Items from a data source
□ □ □ □ □ □ □
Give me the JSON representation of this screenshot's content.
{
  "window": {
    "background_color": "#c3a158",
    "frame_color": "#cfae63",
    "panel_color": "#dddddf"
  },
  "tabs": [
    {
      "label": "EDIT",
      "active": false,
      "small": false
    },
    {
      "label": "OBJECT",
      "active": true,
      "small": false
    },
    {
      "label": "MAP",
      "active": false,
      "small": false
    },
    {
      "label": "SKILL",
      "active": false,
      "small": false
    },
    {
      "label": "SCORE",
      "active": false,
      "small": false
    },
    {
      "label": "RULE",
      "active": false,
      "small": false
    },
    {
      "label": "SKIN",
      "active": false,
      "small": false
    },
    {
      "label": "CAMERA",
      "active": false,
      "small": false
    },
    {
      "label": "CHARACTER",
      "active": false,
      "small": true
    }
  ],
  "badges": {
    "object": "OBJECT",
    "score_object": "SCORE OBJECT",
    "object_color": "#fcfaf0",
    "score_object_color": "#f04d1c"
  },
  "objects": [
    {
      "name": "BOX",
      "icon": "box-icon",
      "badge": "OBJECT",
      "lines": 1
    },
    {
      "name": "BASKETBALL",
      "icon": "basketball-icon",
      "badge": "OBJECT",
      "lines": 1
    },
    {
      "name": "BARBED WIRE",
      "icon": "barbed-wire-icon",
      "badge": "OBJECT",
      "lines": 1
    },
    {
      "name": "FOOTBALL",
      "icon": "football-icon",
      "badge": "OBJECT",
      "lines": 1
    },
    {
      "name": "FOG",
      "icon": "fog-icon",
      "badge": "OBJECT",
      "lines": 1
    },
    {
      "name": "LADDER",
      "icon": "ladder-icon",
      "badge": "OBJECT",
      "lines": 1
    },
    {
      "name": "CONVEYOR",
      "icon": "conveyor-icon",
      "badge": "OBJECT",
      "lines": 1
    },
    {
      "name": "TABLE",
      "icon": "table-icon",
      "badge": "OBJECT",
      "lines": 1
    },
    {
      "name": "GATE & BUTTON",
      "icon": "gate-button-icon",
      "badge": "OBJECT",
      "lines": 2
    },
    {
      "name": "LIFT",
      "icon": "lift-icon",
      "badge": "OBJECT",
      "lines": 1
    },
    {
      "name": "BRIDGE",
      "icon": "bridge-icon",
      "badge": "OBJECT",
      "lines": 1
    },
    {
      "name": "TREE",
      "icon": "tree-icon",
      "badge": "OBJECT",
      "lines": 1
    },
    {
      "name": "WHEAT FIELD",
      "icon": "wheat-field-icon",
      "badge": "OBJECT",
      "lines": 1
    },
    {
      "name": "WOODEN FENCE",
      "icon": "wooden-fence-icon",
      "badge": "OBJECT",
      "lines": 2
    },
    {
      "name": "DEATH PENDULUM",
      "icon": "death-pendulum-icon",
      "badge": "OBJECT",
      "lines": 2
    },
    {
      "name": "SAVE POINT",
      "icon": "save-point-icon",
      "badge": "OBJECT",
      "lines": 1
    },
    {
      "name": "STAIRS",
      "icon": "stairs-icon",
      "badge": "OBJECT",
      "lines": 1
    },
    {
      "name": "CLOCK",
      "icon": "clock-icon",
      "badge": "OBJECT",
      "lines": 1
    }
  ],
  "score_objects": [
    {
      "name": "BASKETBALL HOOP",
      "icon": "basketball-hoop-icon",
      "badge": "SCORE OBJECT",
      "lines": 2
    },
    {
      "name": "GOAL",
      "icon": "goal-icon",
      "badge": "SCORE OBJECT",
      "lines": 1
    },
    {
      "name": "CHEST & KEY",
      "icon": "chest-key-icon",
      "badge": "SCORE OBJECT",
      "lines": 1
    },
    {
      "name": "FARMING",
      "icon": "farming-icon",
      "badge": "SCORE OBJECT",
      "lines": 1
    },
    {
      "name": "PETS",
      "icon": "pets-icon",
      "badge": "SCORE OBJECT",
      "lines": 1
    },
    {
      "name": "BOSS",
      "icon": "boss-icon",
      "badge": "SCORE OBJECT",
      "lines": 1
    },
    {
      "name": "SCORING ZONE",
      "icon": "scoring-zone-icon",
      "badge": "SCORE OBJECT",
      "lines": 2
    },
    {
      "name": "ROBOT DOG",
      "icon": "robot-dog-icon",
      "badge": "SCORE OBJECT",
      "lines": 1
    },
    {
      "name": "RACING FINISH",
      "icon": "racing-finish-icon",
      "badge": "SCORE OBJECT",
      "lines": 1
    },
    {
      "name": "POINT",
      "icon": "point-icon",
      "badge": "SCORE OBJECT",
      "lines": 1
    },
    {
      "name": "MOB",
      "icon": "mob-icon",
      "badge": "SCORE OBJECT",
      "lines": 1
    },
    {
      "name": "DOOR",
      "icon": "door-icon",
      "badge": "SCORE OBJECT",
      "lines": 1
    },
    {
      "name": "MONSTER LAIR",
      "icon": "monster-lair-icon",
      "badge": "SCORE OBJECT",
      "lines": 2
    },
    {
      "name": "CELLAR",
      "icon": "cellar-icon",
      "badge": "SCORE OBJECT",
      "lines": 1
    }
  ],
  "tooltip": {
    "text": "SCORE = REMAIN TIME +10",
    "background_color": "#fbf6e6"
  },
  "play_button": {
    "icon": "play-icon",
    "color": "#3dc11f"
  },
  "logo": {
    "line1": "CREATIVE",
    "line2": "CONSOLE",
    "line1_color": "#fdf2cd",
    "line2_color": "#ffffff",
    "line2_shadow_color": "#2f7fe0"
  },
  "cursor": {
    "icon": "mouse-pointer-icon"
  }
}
□ □ □ □ □ □ □
Do this
Each line above must be reproduced exactly as it stands.

Response to this exercise
Give me the JSON representation of this screenshot's content.
{
  "window": {
    "background_color": "#c3a158",
    "frame_color": "#cfae63",
    "panel_color": "#dddddf"
  },
  "tabs": [
    {
      "label": "EDIT",
      "active": false,
      "small": false
    },
    {
      "label": "OBJECT",
      "active": true,
      "small": false
    },
    {
      "label": "MAP",
      "active": false,
      "small": false
    },
    {
      "label": "SKILL",
      "active": false,
      "small": false
    },
    {
      "label": "SCORE",
      "active": false,
      "small": false
    },
    {
      "label": "RULE",
      "active": false,
      "small": false
    },
    {
      "label": "SKIN",
      "active": false,
      "small": false
    },
    {
      "label": "CAMERA",
      "active": false,
      "small": false
    },
    {
      "label": "CHARACTER",
      "active": false,
      "small": true
    }
  ],
  "badges": {
    "object": "OBJECT",
    "score_object": "SCORE OBJECT",
    "object_color": "#fcfaf0",
    "score_object_color": "#f04d1c"
  },
  "objects": [
    {
      "name": "BOX",
      "icon": "box-icon",
      "badge": "OBJECT",
      "lines": 1
    },
    {
      "name": "BASKETBALL",
      "icon": "basketball-icon",
      "badge": "OBJECT",
      "lines": 1
    },
    {
      "name": "BARBED WIRE",
      "icon": "barbed-wire-icon",
      "badge": "OBJECT",
      "lines": 1
    },
    {
      "name": "FOOTBALL",
      "icon": "football-icon",
      "badge": "OBJECT",
      "lines": 1
    },
    {
      "name": "FOG",
      "icon": "fog-icon",
      "badge": "OBJECT",
      "lines": 1
    },
    {
      "name": "LADDER",
      "icon": "ladder-icon",
      "badge": "OBJECT",
      "lines": 1
    },
    {
      "name": "CONVEYOR",
      "icon": "conveyor-icon",
      "badge": "OBJECT",
      "lines": 1
    },
    {
      "name": "TABLE",
      "icon": "table-icon",
      "badge": "OBJECT",
      "lines": 1
    },
    {
      "name": "GATE & BUTTON",
      "icon": "gate-button-icon",
      "badge": "OBJECT",
      "lines": 2
    },
    {
      "name": "LIFT",
      "icon": "lift-icon",
      "badge": "OBJECT",
      "lines": 1
    },
    {
      "name": "BRIDGE",
      "icon": "bridge-icon",
      "badge": "OBJECT",
      "lines": 1
    },
    {
      "name": "TREE",
      "icon": "tree-icon",
      "badge": "OBJECT",
      "lines": 1
    },
    {
      "name": "WHEAT FIELD",
      "icon": "wheat-field-icon",
      "badge": "OBJECT",
      "lines": 1
    },
    {
      "name": "WOODEN FENCE",
      "icon": "wooden-fence-icon",
      "badge": "OBJECT",
      "lines": 2
    },
    {
      "name": "DEATH PENDULUM",
      "icon": "death-pendulum-icon",
      "badge": "OBJECT",
      "lines": 2
    },
    {
      "name": "SAVE POINT",
      "icon": "save-point-icon",
      "badge": "OBJECT",
      "lines": 1
    },
    {
      "name": "STAIRS",
      "icon": "stairs-icon",
      "badge": "OBJECT",
      "lines": 1
    },
    {
      "name": "CLOCK",
      "icon": "clock-icon",
      "badge": "OBJECT",
      "lines": 1
    }
  ],
  "score_objects": [
    {
      "name": "BASKETBALL HOOP",
      "icon": "basketball-hoop-icon",
      "badge": "SCORE OBJECT",
      "lines": 2
    },
    {
      "name": "GOAL",
      "icon": "goal-icon",
      "badge": "SCORE OBJECT",
      "lines": 1
    },
    {
      "name": "CHEST & KEY",
      "icon": "chest-key-icon",
      "badge": "SCORE OBJECT",
      "lines": 1
    },
    {
      "name": "FARMING",
      "icon": "farming-icon",
      "badge": "SCORE OBJECT",
      "lines": 1
    },
    {
      "name": "PETS",
      "icon": "pets-icon",
      "badge": "SCORE OBJECT",
      "lines": 1
    },
    {
      "name": "BOSS",
      "icon": "boss-icon",
      "badge": "SCORE OBJECT",
      "lines": 1
    },
    {
      "name": "SCORING ZONE",
      "icon": "scoring-zone-icon",
      "badge": "SCORE OBJECT",
      "lines": 2
    },
    {
      "name": "ROBOT DOG",
      "icon": "robot-dog-icon",
      "badge": "SCORE OBJECT",
      "lines": 1
    },
    {
      "name": "RACING FINISH",
      "icon": "racing-finish-icon",
      "badge": "SCORE OBJECT",
      "lines": 1
    },
    {
      "name": "POINT",
      "icon": "point-icon",
      "badge": "SCORE OBJECT",
      "lines": 1
    },
    {
      "name": "MOB",
      "icon": "mob-icon",
      "badge": "SCORE OBJECT",
      "lines": 1
    },
    {
      "name": "DOOR",
      "icon": "door-icon",
      "badge": "SCORE OBJECT",
      "lines": 1
    },
    {
      "name": "MONSTER LAIR",
      "icon": "monster-lair-icon",
      "badge": "SCORE OBJECT",
      "lines": 2
    },
    {
      "name": "CELLAR",
      "icon": "cellar-icon",
      "badge": "SCORE OBJECT",
      "lines": 1
    }
  ],
  "tooltip": {
    "text": "SCORE = REMAIN TIME +10",
    "background_color": "#fbf6e6"
  },
  "play_button": {
    "icon": "play-icon",
    "color": "#3dc11f"
  },
  "logo": {
    "line1": "CREATIVE",
    "line2": "CONSOLE",
    "line1_color": "#fdf2cd",
    "line2_color": "#ffffff",
    "line2_shadow_color": "#2f7fe0"
  },
  "cursor": {
    "icon": "mouse-pointer-icon"
  }
}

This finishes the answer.